↓

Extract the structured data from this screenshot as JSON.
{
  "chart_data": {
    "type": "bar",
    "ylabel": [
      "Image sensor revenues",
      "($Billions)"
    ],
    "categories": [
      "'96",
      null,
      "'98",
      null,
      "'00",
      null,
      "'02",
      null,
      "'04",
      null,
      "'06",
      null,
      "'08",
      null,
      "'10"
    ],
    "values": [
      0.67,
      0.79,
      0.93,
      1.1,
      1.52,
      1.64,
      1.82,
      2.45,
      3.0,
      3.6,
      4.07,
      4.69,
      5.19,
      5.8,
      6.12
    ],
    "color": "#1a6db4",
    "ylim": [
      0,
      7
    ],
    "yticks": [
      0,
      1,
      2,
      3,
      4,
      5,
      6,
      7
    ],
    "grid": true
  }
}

↑
↓

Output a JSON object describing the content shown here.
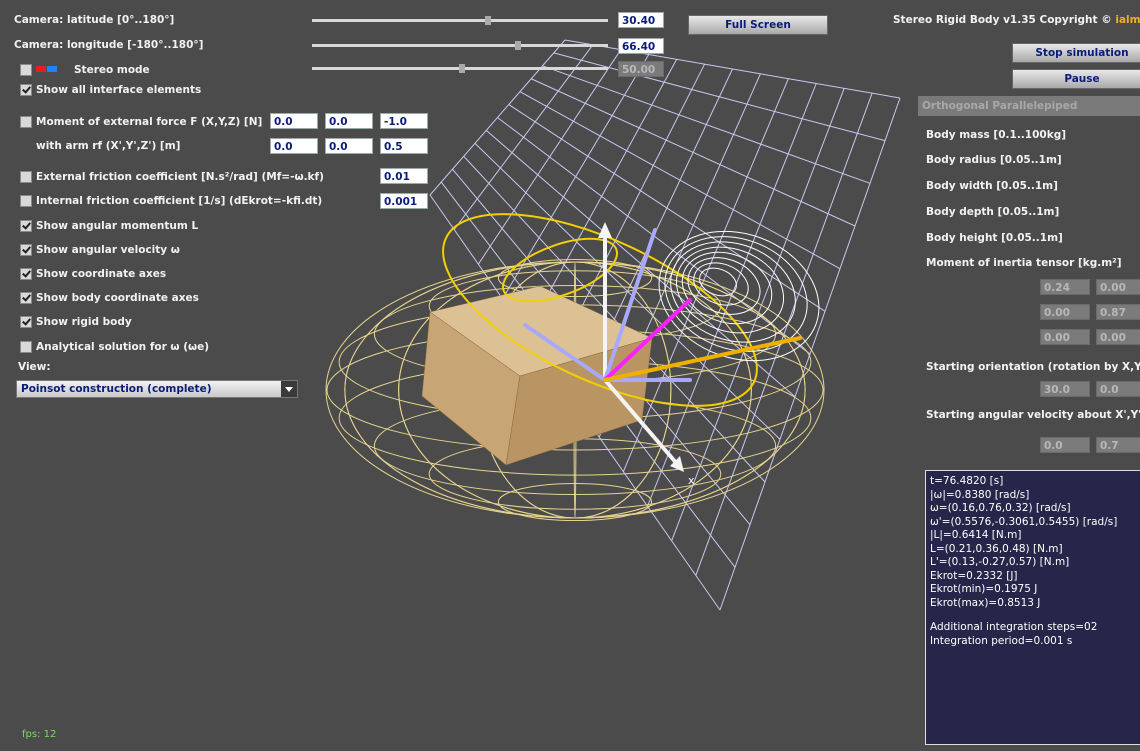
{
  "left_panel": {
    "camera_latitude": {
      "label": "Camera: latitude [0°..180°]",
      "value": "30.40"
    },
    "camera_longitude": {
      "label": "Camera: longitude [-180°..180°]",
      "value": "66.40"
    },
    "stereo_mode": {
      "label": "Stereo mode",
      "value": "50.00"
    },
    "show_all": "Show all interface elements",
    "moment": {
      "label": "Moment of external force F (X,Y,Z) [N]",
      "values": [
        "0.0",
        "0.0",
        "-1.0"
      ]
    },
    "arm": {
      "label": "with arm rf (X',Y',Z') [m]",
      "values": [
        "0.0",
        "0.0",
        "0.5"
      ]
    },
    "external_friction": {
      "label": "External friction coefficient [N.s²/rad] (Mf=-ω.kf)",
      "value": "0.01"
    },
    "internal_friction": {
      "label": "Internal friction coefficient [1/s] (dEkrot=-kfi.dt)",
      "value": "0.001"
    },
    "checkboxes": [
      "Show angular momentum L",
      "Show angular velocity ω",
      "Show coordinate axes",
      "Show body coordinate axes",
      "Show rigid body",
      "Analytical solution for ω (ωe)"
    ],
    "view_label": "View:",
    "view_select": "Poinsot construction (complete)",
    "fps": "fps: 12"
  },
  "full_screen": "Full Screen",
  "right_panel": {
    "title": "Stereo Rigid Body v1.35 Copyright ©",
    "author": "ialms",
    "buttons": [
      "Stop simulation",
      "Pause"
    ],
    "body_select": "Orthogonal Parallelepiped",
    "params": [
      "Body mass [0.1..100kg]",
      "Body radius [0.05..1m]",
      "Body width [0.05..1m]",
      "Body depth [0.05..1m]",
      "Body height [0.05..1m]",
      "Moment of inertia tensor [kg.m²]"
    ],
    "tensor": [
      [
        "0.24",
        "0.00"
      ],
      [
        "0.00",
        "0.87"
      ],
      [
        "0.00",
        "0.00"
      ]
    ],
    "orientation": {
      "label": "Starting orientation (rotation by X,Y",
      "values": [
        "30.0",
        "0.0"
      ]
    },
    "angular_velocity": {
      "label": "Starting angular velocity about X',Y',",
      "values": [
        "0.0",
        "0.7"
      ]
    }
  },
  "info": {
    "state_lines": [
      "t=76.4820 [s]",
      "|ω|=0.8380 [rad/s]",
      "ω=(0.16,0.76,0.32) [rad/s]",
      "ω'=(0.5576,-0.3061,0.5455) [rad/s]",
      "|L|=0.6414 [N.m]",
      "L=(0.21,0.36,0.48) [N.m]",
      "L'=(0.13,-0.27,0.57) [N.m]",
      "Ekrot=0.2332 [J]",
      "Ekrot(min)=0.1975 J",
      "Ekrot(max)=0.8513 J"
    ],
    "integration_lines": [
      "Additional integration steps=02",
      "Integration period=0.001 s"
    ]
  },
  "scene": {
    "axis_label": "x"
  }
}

↑
↓

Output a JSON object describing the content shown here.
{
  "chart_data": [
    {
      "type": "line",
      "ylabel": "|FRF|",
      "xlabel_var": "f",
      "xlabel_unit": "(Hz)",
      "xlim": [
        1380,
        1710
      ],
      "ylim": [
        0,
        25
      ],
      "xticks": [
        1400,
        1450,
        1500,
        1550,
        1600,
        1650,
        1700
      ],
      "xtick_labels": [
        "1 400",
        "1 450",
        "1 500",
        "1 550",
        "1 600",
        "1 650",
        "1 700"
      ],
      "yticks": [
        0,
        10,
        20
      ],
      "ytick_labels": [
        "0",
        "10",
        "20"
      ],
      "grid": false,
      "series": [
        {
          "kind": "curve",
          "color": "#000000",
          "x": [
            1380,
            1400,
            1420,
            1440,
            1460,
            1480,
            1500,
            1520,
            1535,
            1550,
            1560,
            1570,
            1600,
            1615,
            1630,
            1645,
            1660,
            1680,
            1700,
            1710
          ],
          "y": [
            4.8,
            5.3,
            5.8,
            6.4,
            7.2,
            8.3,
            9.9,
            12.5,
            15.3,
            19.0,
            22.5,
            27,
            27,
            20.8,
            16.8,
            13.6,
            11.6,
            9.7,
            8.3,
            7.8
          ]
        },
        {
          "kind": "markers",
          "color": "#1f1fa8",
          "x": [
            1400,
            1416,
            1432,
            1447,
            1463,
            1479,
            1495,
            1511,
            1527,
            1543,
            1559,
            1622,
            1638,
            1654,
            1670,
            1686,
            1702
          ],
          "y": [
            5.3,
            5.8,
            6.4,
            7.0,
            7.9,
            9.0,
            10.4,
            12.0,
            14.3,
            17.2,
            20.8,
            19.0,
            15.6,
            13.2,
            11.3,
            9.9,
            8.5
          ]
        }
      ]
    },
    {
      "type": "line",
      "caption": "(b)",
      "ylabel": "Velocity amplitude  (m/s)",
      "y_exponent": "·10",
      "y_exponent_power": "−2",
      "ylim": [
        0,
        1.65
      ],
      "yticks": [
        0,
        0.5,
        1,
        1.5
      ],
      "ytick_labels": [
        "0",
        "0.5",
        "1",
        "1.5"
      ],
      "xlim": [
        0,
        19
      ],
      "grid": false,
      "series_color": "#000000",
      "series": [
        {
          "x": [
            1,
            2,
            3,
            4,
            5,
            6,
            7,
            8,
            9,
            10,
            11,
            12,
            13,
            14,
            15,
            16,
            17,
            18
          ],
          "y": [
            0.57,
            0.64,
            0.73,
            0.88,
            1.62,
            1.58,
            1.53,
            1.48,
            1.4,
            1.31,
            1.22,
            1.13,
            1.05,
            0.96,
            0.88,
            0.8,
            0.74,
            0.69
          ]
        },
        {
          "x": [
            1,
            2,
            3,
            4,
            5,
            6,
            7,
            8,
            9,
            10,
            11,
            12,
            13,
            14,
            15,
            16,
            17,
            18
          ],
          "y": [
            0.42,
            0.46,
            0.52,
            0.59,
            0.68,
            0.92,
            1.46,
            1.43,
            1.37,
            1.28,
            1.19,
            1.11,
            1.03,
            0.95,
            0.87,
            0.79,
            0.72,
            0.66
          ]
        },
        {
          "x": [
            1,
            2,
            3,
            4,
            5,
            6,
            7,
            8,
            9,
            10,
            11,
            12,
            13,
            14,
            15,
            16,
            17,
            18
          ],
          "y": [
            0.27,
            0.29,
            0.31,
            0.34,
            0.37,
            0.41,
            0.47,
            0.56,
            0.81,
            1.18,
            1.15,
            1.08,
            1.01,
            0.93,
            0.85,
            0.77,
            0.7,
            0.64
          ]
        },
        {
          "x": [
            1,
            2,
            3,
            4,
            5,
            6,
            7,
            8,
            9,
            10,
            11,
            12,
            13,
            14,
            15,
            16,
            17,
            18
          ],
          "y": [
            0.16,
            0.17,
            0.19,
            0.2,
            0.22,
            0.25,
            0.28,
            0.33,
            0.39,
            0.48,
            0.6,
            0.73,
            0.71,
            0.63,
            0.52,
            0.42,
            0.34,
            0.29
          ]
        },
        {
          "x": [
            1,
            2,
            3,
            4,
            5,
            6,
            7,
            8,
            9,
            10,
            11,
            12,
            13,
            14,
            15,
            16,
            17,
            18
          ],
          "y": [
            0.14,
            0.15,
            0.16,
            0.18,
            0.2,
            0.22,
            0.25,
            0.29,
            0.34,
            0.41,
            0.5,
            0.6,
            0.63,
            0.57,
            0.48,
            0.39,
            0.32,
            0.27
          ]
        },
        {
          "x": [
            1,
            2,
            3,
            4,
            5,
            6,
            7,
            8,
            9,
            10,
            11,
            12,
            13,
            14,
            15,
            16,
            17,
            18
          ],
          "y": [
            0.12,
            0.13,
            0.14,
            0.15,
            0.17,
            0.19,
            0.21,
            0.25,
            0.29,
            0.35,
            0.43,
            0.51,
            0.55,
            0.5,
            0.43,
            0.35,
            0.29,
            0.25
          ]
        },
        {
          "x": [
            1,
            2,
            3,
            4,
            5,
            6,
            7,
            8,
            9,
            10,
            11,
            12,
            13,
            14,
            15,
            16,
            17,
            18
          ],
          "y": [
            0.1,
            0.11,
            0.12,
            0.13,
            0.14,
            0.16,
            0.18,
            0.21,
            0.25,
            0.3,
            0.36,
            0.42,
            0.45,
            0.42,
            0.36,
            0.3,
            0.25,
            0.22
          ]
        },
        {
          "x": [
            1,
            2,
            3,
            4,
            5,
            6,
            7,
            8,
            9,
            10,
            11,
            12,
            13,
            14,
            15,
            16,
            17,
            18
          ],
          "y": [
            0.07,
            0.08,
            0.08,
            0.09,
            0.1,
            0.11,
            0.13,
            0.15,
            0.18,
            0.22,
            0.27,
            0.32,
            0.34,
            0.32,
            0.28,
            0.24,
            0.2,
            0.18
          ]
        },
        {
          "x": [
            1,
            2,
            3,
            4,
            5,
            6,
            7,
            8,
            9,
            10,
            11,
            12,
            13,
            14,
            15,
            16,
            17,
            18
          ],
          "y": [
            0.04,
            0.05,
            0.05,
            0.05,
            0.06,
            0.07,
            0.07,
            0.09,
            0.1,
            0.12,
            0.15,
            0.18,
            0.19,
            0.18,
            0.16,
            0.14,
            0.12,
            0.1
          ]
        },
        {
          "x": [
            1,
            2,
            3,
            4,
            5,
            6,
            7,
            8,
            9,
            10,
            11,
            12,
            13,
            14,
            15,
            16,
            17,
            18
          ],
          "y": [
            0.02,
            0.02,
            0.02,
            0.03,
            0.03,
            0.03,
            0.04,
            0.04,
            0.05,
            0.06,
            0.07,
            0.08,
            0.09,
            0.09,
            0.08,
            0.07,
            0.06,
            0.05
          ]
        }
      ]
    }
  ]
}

↑

### Problem to solve
Gather each line in these records that contains the string "coefficient".

### Expected answer
      "label": "External friction coefficient [N.s²/rad] (Mf=-ω.kf)",
      "label": "Internal friction coefficient [1/s] (dEkrot=-kfi.dt)",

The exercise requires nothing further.